The problem:
Turn the rows below into a JSON list of strings, with one string for each line and any blank lines left out.

======== Exercise input

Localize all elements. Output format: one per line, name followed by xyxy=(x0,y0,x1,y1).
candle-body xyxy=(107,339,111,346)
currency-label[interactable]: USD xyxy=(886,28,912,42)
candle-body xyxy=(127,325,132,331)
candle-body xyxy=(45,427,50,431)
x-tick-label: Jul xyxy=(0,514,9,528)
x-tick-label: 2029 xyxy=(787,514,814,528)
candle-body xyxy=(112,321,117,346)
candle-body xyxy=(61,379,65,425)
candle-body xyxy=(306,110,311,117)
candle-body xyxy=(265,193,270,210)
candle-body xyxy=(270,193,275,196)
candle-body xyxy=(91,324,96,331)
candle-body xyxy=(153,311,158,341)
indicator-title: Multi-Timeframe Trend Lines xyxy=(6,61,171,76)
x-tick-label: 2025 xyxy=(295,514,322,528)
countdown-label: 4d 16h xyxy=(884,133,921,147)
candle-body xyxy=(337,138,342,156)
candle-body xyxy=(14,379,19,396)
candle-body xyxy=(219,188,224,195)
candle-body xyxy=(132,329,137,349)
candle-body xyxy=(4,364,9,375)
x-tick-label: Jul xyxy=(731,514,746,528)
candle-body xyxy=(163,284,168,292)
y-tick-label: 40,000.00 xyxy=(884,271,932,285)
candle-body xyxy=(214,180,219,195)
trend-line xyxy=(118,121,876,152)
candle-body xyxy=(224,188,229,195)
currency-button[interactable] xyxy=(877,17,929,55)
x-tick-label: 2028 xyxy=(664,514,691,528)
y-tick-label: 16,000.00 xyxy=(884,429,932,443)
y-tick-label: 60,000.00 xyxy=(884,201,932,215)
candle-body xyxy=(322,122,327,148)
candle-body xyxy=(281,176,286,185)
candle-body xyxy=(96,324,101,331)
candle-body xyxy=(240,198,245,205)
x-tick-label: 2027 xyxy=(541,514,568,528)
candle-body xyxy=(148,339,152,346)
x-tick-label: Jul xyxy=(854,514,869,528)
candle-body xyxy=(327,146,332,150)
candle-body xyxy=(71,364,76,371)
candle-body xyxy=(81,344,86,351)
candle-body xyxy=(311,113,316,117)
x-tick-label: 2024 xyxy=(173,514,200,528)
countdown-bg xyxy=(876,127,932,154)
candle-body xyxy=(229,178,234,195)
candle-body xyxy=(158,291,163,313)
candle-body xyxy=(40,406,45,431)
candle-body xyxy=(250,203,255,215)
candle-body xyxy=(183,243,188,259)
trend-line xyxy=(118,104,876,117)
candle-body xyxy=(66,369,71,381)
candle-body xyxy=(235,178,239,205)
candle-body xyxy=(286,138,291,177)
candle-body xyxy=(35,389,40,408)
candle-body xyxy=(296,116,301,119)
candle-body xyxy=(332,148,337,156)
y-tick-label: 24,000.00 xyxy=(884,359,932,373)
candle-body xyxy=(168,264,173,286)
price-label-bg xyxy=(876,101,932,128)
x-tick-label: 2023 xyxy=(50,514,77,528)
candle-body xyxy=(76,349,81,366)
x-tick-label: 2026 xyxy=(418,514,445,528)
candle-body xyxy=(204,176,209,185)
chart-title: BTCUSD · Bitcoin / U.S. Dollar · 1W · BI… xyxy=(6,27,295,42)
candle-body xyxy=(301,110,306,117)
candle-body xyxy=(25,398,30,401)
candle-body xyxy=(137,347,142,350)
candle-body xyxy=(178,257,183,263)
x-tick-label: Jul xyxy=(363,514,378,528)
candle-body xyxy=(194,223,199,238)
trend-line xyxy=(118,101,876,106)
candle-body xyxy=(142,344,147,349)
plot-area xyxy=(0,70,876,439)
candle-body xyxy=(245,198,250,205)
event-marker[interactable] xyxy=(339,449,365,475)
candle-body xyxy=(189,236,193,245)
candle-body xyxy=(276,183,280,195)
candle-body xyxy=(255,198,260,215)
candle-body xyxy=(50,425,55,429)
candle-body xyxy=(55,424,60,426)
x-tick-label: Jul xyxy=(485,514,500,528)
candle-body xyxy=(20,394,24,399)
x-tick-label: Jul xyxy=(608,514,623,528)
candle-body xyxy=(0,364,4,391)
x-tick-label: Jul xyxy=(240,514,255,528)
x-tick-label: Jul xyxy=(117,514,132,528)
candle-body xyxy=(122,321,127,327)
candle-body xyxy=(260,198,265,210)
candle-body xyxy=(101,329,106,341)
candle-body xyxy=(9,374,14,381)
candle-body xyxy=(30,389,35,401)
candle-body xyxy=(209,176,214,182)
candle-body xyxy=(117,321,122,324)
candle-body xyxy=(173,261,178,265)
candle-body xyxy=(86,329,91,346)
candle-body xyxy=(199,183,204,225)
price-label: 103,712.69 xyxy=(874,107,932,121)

================

Exercise output:
[
  "Localize all elements. Output format: one per line, name followed by xyxy=(x0,y0,x1,y1).",
  "candle-body xyxy=(107,339,111,346)",
  "currency-label[interactable]: USD xyxy=(886,28,912,42)",
  "candle-body xyxy=(127,325,132,331)",
  "candle-body xyxy=(45,427,50,431)",
  "x-tick-label: Jul xyxy=(0,514,9,528)",
  "x-tick-label: 2029 xyxy=(787,514,814,528)",
  "candle-body xyxy=(112,321,117,346)",
  "candle-body xyxy=(61,379,65,425)",
  "candle-body xyxy=(306,110,311,117)",
  "candle-body xyxy=(265,193,270,210)",
  "candle-body xyxy=(270,193,275,196)",
  "candle-body xyxy=(91,324,96,331)",
  "candle-body xyxy=(153,311,158,341)",
  "indicator-title: Multi-Timeframe Trend Lines xyxy=(6,61,171,76)",
  "x-tick-label: 2025 xyxy=(295,514,322,528)",
  "countdown-label: 4d 16h xyxy=(884,133,921,147)",
  "candle-body xyxy=(337,138,342,156)",
  "candle-body xyxy=(14,379,19,396)",
  "candle-body xyxy=(219,188,224,195)",
  "candle-body xyxy=(132,329,137,349)",
  "candle-body xyxy=(4,364,9,375)",
  "x-tick-label: Jul xyxy=(731,514,746,528)",
  "candle-body xyxy=(163,284,168,292)",
  "y-tick-label: 40,000.00 xyxy=(884,271,932,285)",
  "candle-body xyxy=(214,180,219,195)",
  "trend-line xyxy=(118,121,876,152)",
  "candle-body xyxy=(224,188,229,195)",
  "currency-button[interactable] xyxy=(877,17,929,55)",
  "x-tick-label: 2028 xyxy=(664,514,691,528)",
  "y-tick-label: 16,000.00 xyxy=(884,429,932,443)",
  "y-tick-label: 60,000.00 xyxy=(884,201,932,215)",
  "candle-body xyxy=(322,122,327,148)",
  "candle-body xyxy=(281,176,286,185)",
  "candle-body xyxy=(96,324,101,331)",
  "candle-body xyxy=(240,198,245,205)",
  "x-tick-label: 2027 xyxy=(541,514,568,528)",
  "candle-body xyxy=(148,339,152,346)",
  "x-tick-label: Jul xyxy=(854,514,869,528)",
  "candle-body xyxy=(327,146,332,150)",
  "candle-body xyxy=(71,364,76,371)",
  "candle-body xyxy=(81,344,86,351)",
  "candle-body xyxy=(311,113,316,117)",
  "x-tick-label: 2024 xyxy=(173,514,200,528)",
  "countdown-bg xyxy=(876,127,932,154)",
  "candle-body xyxy=(229,178,234,195)",
  "candle-body xyxy=(158,291,163,313)",
  "candle-body xyxy=(40,406,45,431)",
  "candle-body xyxy=(250,203,255,215)",
  "candle-body xyxy=(183,243,188,259)",
  "trend-line xyxy=(118,104,876,117)",
  "candle-body xyxy=(66,369,71,381)",
  "candle-body xyxy=(235,178,239,205)",
  "candle-body xyxy=(286,138,291,177)",
  "candle-body xyxy=(35,389,40,408)",
  "candle-body xyxy=(296,116,301,119)",
  "candle-body xyxy=(332,148,337,156)",
  "y-tick-label: 24,000.00 xyxy=(884,359,932,373)",
  "candle-body xyxy=(168,264,173,286)",
  "price-label-bg xyxy=(876,101,932,128)",
  "x-tick-label: 2023 xyxy=(50,514,77,528)",
  "candle-body xyxy=(76,349,81,366)",
  "x-tick-label: 2026 xyxy=(418,514,445,528)",
  "candle-body xyxy=(204,176,209,185)",
  "chart-title: BTCUSD · Bitcoin / U.S. Dollar · 1W · BI… xyxy=(6,27,295,42)",
  "candle-body xyxy=(301,110,306,117)",
  "candle-body xyxy=(25,398,30,401)",
  "candle-body xyxy=(137,347,142,350)",
  "candle-body xyxy=(178,257,183,263)",
  "x-tick-label: Jul xyxy=(363,514,378,528)",
  "candle-body xyxy=(194,223,199,238)",
  "trend-line xyxy=(118,101,876,106)",
  "candle-body xyxy=(142,344,147,349)",
  "plot-area xyxy=(0,70,876,439)",
  "candle-body xyxy=(245,198,250,205)",
  "event-marker[interactable] xyxy=(339,449,365,475)",
  "candle-body xyxy=(189,236,193,245)",
  "candle-body xyxy=(276,183,280,195)",
  "candle-body xyxy=(255,198,260,215)",
  "candle-body xyxy=(50,425,55,429)",
  "candle-body xyxy=(55,424,60,426)",
  "x-tick-label: Jul xyxy=(485,514,500,528)",
  "candle-body xyxy=(20,394,24,399)",
  "x-tick-label: Jul xyxy=(608,514,623,528)",
  "candle-body xyxy=(0,364,4,391)",
  "x-tick-label: Jul xyxy=(240,514,255,528)",
  "x-tick-label: Jul xyxy=(117,514,132,528)",
  "candle-body xyxy=(122,321,127,327)",
  "candle-body xyxy=(260,198,265,210)",
  "candle-body xyxy=(101,329,106,341)",
  "candle-body xyxy=(9,374,14,381)",
  "candle-body xyxy=(30,389,35,401)",
  "candle-body xyxy=(209,176,214,182)",
  "candle-body xyxy=(117,321,122,324)",
  "candle-body xyxy=(173,261,178,265)",
  "candle-body xyxy=(86,329,91,346)",
  "candle-body xyxy=(199,183,204,225)",
  "price-label: 103,712.69 xyxy=(874,107,932,121)"
]